▼

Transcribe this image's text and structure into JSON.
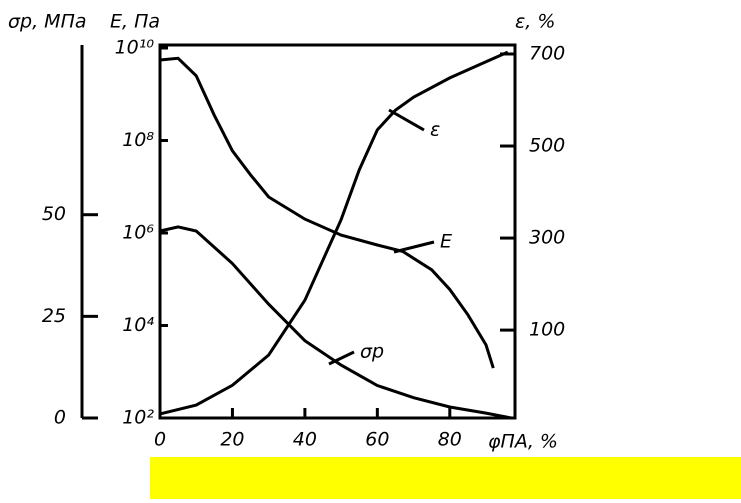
{
  "chart_data": {
    "type": "line",
    "xlabel": "φПА, %",
    "ylabel": "E, Па",
    "y2label": "ε, %",
    "y3label": "σp, МПа",
    "xlim": [
      0,
      98
    ],
    "xticks": [
      0,
      20,
      40,
      60,
      80
    ],
    "ylim": [
      100,
      10000000000
    ],
    "log_y": true,
    "yticks": [
      {
        "value": 100,
        "label": "10²"
      },
      {
        "value": 10000,
        "label": "10⁴"
      },
      {
        "value": 1000000,
        "label": "10⁶"
      },
      {
        "value": 100000000,
        "label": "10⁸"
      },
      {
        "value": 10000000000,
        "label": "10¹⁰"
      }
    ],
    "y2lim": [
      -91,
      713
    ],
    "y2ticks": [
      100,
      300,
      500,
      700
    ],
    "y3lim": [
      0,
      91
    ],
    "y3ticks": [
      0,
      25,
      50
    ],
    "series": [
      {
        "name": "E",
        "color": "#000000",
        "axis": "y",
        "x": [
          0,
          5,
          10,
          15,
          20,
          25,
          30,
          40,
          50,
          60,
          67,
          75,
          80,
          85,
          90,
          92
        ],
        "values": [
          5500000000,
          6000000000,
          2500000000,
          350000000,
          60000000,
          18000000,
          6000000,
          2000000,
          900000,
          550000,
          400000,
          160000,
          60000,
          17000,
          3800,
          1200
        ]
      },
      {
        "name": "ε",
        "color": "#000000",
        "axis": "y2",
        "x": [
          0,
          10,
          20,
          30,
          40,
          50,
          55,
          60,
          65,
          70,
          80,
          90,
          96
        ],
        "values": [
          -82,
          -63,
          -20,
          46,
          165,
          340,
          448,
          535,
          578,
          606,
          648,
          683,
          704
        ]
      },
      {
        "name": "σp",
        "color": "#000000",
        "axis": "y3",
        "x": [
          0,
          5,
          10,
          20,
          30,
          40,
          50,
          60,
          70,
          80,
          90,
          97
        ],
        "values": [
          46,
          47,
          46,
          38,
          28,
          19,
          13,
          8,
          5,
          2.7,
          1.2,
          0
        ]
      }
    ]
  }
}
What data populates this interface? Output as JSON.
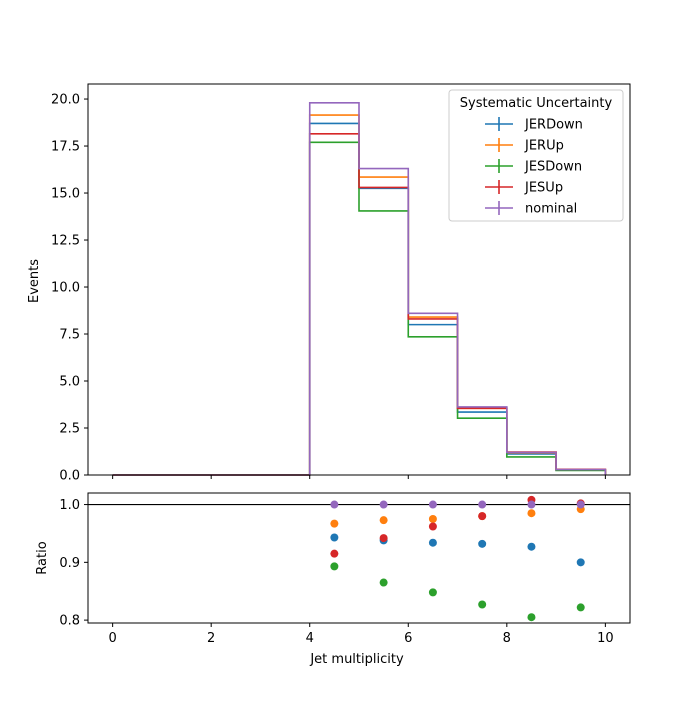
{
  "chart_data": [
    {
      "type": "line",
      "subtype": "step-histogram",
      "title": "",
      "xlabel": "",
      "ylabel": "Events",
      "xlim": [
        -0.5,
        10.5
      ],
      "ylim": [
        0,
        20.8
      ],
      "xticks": [
        0,
        2,
        4,
        6,
        8,
        10
      ],
      "yticks": [
        0.0,
        2.5,
        5.0,
        7.5,
        10.0,
        12.5,
        15.0,
        17.5,
        20.0
      ],
      "ytick_labels": [
        "0.0",
        "2.5",
        "5.0",
        "7.5",
        "10.0",
        "12.5",
        "15.0",
        "17.5",
        "20.0"
      ],
      "bin_edges": [
        0,
        4,
        5,
        6,
        7,
        8,
        9,
        10
      ],
      "grid": false,
      "legend": {
        "title": "Systematic Uncertainty",
        "placement": "top-right"
      },
      "series": [
        {
          "name": "JERDown",
          "color": "#1f77b4",
          "values": [
            0,
            18.7,
            15.25,
            8.0,
            3.35,
            1.12,
            0.27
          ]
        },
        {
          "name": "JERUp",
          "color": "#ff7f0e",
          "values": [
            0,
            19.15,
            15.85,
            8.4,
            3.55,
            1.18,
            0.29
          ]
        },
        {
          "name": "JESDown",
          "color": "#2ca02c",
          "values": [
            0,
            17.7,
            14.05,
            7.35,
            3.02,
            0.96,
            0.24
          ]
        },
        {
          "name": "JESUp",
          "color": "#d62728",
          "values": [
            0,
            18.15,
            15.3,
            8.3,
            3.55,
            1.22,
            0.3
          ]
        },
        {
          "name": "nominal",
          "color": "#9467bd",
          "values": [
            0,
            19.8,
            16.3,
            8.6,
            3.62,
            1.2,
            0.29
          ]
        }
      ]
    },
    {
      "type": "scatter",
      "title": "",
      "xlabel": "Jet multiplicity",
      "ylabel": "Ratio",
      "xlim": [
        -0.5,
        10.5
      ],
      "ylim": [
        0.795,
        1.02
      ],
      "xticks": [
        0,
        2,
        4,
        6,
        8,
        10
      ],
      "yticks": [
        0.8,
        0.9,
        1.0
      ],
      "ytick_labels": [
        "0.8",
        "0.9",
        "1.0"
      ],
      "reference_line": 1.0,
      "grid": false,
      "x": [
        4.5,
        5.5,
        6.5,
        7.5,
        8.5,
        9.5
      ],
      "series": [
        {
          "name": "JERDown",
          "color": "#1f77b4",
          "values": [
            0.943,
            0.938,
            0.934,
            0.932,
            0.927,
            0.9
          ]
        },
        {
          "name": "JERUp",
          "color": "#ff7f0e",
          "values": [
            0.967,
            0.973,
            0.975,
            0.98,
            0.985,
            0.992
          ]
        },
        {
          "name": "JESDown",
          "color": "#2ca02c",
          "values": [
            0.893,
            0.865,
            0.848,
            0.827,
            0.805,
            0.822
          ]
        },
        {
          "name": "JESUp",
          "color": "#d62728",
          "values": [
            0.915,
            0.942,
            0.962,
            0.98,
            1.008,
            1.002
          ]
        },
        {
          "name": "nominal",
          "color": "#9467bd",
          "values": [
            1.0,
            1.0,
            1.0,
            1.0,
            1.0,
            1.0
          ]
        }
      ]
    }
  ]
}
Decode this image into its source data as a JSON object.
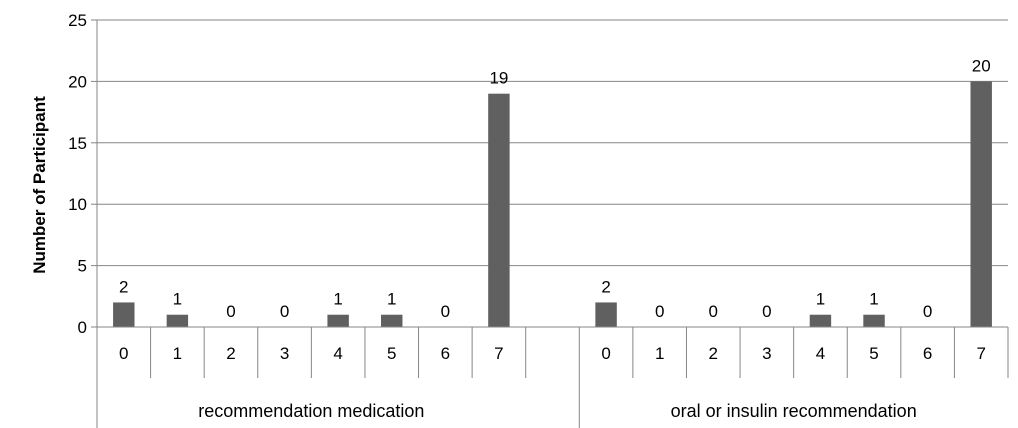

▲

## Job:
Copy each line above containing the string "image".

## Reply:
Transcribe this image's text and structure into JSON.
Decode this image into its source data as a JSON object.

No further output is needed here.